> **Dataset items**

------------

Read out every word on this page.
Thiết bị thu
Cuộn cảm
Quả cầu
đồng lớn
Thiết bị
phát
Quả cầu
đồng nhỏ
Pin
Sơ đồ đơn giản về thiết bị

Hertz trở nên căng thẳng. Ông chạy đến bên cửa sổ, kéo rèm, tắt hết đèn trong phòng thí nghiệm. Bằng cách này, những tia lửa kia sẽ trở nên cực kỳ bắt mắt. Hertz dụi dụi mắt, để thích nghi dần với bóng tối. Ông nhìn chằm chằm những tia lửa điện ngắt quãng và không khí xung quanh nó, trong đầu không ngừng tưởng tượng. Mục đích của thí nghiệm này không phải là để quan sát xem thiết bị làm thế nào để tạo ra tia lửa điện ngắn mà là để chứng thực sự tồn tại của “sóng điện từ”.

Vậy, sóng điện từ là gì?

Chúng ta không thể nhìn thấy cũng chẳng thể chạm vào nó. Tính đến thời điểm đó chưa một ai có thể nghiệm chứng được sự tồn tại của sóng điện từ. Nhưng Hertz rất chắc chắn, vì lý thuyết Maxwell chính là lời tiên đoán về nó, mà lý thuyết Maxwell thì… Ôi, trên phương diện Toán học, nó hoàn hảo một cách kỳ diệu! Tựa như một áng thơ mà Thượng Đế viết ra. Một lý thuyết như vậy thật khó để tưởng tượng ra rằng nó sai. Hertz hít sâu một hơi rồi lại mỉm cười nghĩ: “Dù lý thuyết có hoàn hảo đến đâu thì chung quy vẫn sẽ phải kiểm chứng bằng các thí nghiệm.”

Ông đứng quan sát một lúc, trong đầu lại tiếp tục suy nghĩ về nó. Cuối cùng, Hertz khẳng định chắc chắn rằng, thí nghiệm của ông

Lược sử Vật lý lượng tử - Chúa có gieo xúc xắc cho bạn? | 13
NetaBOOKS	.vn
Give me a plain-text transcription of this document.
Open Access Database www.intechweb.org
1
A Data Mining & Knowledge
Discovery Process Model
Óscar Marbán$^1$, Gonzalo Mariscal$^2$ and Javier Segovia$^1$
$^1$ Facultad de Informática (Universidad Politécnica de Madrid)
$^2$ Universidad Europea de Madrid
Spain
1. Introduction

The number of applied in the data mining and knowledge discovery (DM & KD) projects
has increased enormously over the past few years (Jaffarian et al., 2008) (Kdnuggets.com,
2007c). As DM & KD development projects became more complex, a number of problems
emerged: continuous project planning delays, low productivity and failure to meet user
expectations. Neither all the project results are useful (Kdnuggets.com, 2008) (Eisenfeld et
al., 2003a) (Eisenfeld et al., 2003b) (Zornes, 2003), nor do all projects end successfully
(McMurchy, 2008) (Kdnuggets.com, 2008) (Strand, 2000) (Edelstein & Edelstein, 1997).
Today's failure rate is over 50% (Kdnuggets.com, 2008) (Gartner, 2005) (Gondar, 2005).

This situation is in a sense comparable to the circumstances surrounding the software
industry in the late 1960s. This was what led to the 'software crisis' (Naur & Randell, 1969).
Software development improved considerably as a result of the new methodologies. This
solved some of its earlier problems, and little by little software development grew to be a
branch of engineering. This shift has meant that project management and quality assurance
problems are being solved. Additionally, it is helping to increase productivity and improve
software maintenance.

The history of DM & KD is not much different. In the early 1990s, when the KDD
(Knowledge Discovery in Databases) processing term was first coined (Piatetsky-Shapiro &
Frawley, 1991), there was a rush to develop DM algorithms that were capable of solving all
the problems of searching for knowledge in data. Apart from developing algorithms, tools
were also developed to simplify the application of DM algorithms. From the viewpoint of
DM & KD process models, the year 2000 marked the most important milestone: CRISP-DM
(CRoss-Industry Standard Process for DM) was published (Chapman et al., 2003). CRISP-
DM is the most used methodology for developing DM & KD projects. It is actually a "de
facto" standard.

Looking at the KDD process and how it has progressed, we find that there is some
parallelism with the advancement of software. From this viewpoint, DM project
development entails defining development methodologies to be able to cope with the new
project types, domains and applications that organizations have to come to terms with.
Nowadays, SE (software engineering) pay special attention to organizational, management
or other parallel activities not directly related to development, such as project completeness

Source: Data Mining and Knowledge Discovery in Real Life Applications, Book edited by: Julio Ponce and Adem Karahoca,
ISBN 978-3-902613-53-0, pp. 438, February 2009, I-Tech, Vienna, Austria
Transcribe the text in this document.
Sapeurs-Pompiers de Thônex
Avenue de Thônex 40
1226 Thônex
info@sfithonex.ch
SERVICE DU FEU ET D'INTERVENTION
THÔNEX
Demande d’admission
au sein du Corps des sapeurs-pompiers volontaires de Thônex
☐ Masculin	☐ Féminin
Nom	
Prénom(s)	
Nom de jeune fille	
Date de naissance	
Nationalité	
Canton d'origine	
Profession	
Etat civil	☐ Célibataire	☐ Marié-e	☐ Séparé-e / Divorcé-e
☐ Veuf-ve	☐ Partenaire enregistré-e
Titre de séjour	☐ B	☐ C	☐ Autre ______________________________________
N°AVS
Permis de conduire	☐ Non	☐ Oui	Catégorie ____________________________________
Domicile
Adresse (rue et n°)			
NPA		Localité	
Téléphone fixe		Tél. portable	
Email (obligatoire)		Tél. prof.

------------

> **Goal**
Exactly as they are written, print the entries again.

> **Task result**
Read out every word on this page.
Thiết bị thu
Cuộn cảm
Quả cầu
đồng lớn
Thiết bị
phát
Quả cầu
đồng nhỏ
Pin
Sơ đồ đơn giản về thiết bị

Hertz trở nên căng thẳng. Ông chạy đến bên cửa sổ, kéo rèm, tắt hết đèn trong phòng thí nghiệm. Bằng cách này, những tia lửa kia sẽ trở nên cực kỳ bắt mắt. Hertz dụi dụi mắt, để thích nghi dần với bóng tối. Ông nhìn chằm chằm những tia lửa điện ngắt quãng và không khí xung quanh nó, trong đầu không ngừng tưởng tượng. Mục đích của thí nghiệm này không phải là để quan sát xem thiết bị làm thế nào để tạo ra tia lửa điện ngắn mà là để chứng thực sự tồn tại của “sóng điện từ”.

Vậy, sóng điện từ là gì?

Chúng ta không thể nhìn thấy cũng chẳng thể chạm vào nó. Tính đến thời điểm đó chưa một ai có thể nghiệm chứng được sự tồn tại của sóng điện từ. Nhưng Hertz rất chắc chắn, vì lý thuyết Maxwell chính là lời tiên đoán về nó, mà lý thuyết Maxwell thì… Ôi, trên phương diện Toán học, nó hoàn hảo một cách kỳ diệu! Tựa như một áng thơ mà Thượng Đế viết ra. Một lý thuyết như vậy thật khó để tưởng tượng ra rằng nó sai. Hertz hít sâu một hơi rồi lại mỉm cười nghĩ: “Dù lý thuyết có hoàn hảo đến đâu thì chung quy vẫn sẽ phải kiểm chứng bằng các thí nghiệm.”

Ông đứng quan sát một lúc, trong đầu lại tiếp tục suy nghĩ về nó. Cuối cùng, Hertz khẳng định chắc chắn rằng, thí nghiệm của ông

Lược sử Vật lý lượng tử - Chúa có gieo xúc xắc cho bạn? | 13
NetaBOOKS	.vn
Give me a plain-text transcription of this document.
Open Access Database www.intechweb.org
1
A Data Mining & Knowledge
Discovery Process Model
Óscar Marbán$^1$, Gonzalo Mariscal$^2$ and Javier Segovia$^1$
$^1$ Facultad de Informática (Universidad Politécnica de Madrid)
$^2$ Universidad Europea de Madrid
Spain
1. Introduction

The number of applied in the data mining and knowledge discovery (DM & KD) projects
has increased enormously over the past few years (Jaffarian et al., 2008) (Kdnuggets.com,
2007c). As DM & KD development projects became more complex, a number of problems
emerged: continuous project planning delays, low productivity and failure to meet user
expectations. Neither all the project results are useful (Kdnuggets.com, 2008) (Eisenfeld et
al., 2003a) (Eisenfeld et al., 2003b) (Zornes, 2003), nor do all projects end successfully
(McMurchy, 2008) (Kdnuggets.com, 2008) (Strand, 2000) (Edelstein & Edelstein, 1997).
Today's failure rate is over 50% (Kdnuggets.com, 2008) (Gartner, 2005) (Gondar, 2005).

This situation is in a sense comparable to the circumstances surrounding the software
industry in the late 1960s. This was what led to the 'software crisis' (Naur & Randell, 1969).
Software development improved considerably as a result of the new methodologies. This
solved some of its earlier problems, and little by little software development grew to be a
branch of engineering. This shift has meant that project management and quality assurance
problems are being solved. Additionally, it is helping to increase productivity and improve
software maintenance.

The history of DM & KD is not much different. In the early 1990s, when the KDD
(Knowledge Discovery in Databases) processing term was first coined (Piatetsky-Shapiro &
Frawley, 1991), there was a rush to develop DM algorithms that were capable of solving all
the problems of searching for knowledge in data. Apart from developing algorithms, tools
were also developed to simplify the application of DM algorithms. From the viewpoint of
DM & KD process models, the year 2000 marked the most important milestone: CRISP-DM
(CRoss-Industry Standard Process for DM) was published (Chapman et al., 2003). CRISP-
DM is the most used methodology for developing DM & KD projects. It is actually a "de
facto" standard.

Looking at the KDD process and how it has progressed, we find that there is some
parallelism with the advancement of software. From this viewpoint, DM project
development entails defining development methodologies to be able to cope with the new
project types, domains and applications that organizations have to come to terms with.
Nowadays, SE (software engineering) pay special attention to organizational, management
or other parallel activities not directly related to development, such as project completeness

Source: Data Mining and Knowledge Discovery in Real Life Applications, Book edited by: Julio Ponce and Adem Karahoca,
ISBN 978-3-902613-53-0, pp. 438, February 2009, I-Tech, Vienna, Austria
Transcribe the text in this document.
Sapeurs-Pompiers de Thônex
Avenue de Thônex 40
1226 Thônex
info@sfithonex.ch
SERVICE DU FEU ET D'INTERVENTION
THÔNEX
Demande d’admission
au sein du Corps des sapeurs-pompiers volontaires de Thônex
☐ Masculin	☐ Féminin
Nom	
Prénom(s)	
Nom de jeune fille	
Date de naissance	
Nationalité	
Canton d'origine	
Profession	
Etat civil	☐ Célibataire	☐ Marié-e	☐ Séparé-e / Divorcé-e
☐ Veuf-ve	☐ Partenaire enregistré-e
Titre de séjour	☐ B	☐ C	☐ Autre ______________________________________
N°AVS
Permis de conduire	☐ Non	☐ Oui	Catégorie ____________________________________
Domicile
Adresse (rue et n°)			
NPA		Localité	
Téléphone fixe		Tél. portable	
Email (obligatoire)		Tél. prof.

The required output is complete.